*EXERCISE GOAL:*
Output the records exactly as they appear, with no pictures included.

*RECORDS SHOWN:*

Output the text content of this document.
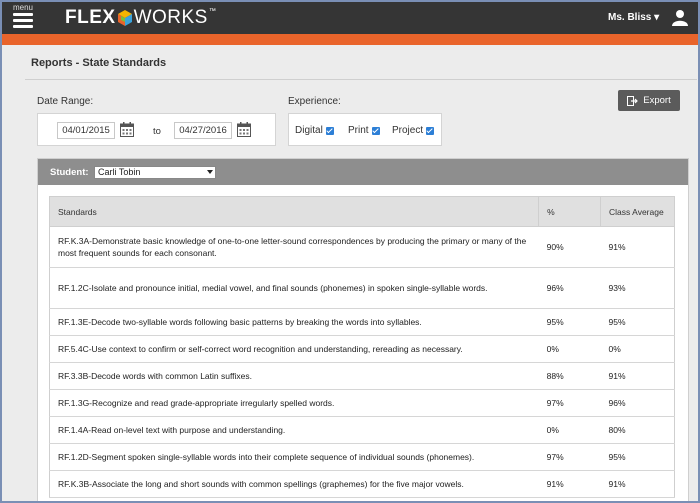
menu FLEX WORKS ™
Ms. Bliss ▾
Reports - State Standards
Date Range:
04/01/2015	to	04/27/2016
Experience:
Digital	Print Project
Export
Student:	Carli Tobin
Standards	%	Class Average
RF.K.3A-Demonstrate basic knowledge of one-to-one letter-sound correspondences by producing the primary or many of the most frequent sounds for each consonant.	90%	91%
RF.1.2C-Isolate and pronounce initial, medial vowel, and final sounds (phonemes) in spoken single-syllable words.	96%	93%
RF.1.3E-Decode two-syllable words following basic patterns by breaking the words into syllables.	95%	95%
RF.5.4C-Use context to confirm or self-correct word recognition and understanding, rereading as necessary.	0%	0%
RF.3.3B-Decode words with common Latin suffixes.	88%	91%
RF.1.3G-Recognize and read grade-appropriate irregularly spelled words.	97%	96%
RF.1.4A-Read on-level text with purpose and understanding.	0%	80%
RF.1.2D-Segment spoken single-syllable words into their complete sequence of individual sounds (phonemes).	97%	95%
RF.K.3B-Associate the long and short sounds with common spellings (graphemes) for the five major vowels.	91%	91%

*WRITTEN ANSWER:*
Output the text content of this document.
menu FLEX WORKS ™
Ms. Bliss ▾
Reports - State Standards
Date Range:
04/01/2015	to	04/27/2016
Experience:
Digital	Print Project
Export
Student:	Carli Tobin
Standards	%	Class Average
RF.K.3A-Demonstrate basic knowledge of one-to-one letter-sound correspondences by producing the primary or many of the most frequent sounds for each consonant.	90%	91%
RF.1.2C-Isolate and pronounce initial, medial vowel, and final sounds (phonemes) in spoken single-syllable words.	96%	93%
RF.1.3E-Decode two-syllable words following basic patterns by breaking the words into syllables.	95%	95%
RF.5.4C-Use context to confirm or self-correct word recognition and understanding, rereading as necessary.	0%	0%
RF.3.3B-Decode words with common Latin suffixes.	88%	91%
RF.1.3G-Recognize and read grade-appropriate irregularly spelled words.	97%	96%
RF.1.4A-Read on-level text with purpose and understanding.	0%	80%
RF.1.2D-Segment spoken single-syllable words into their complete sequence of individual sounds (phonemes).	97%	95%
RF.K.3B-Associate the long and short sounds with common spellings (graphemes) for the five major vowels.	91%	91%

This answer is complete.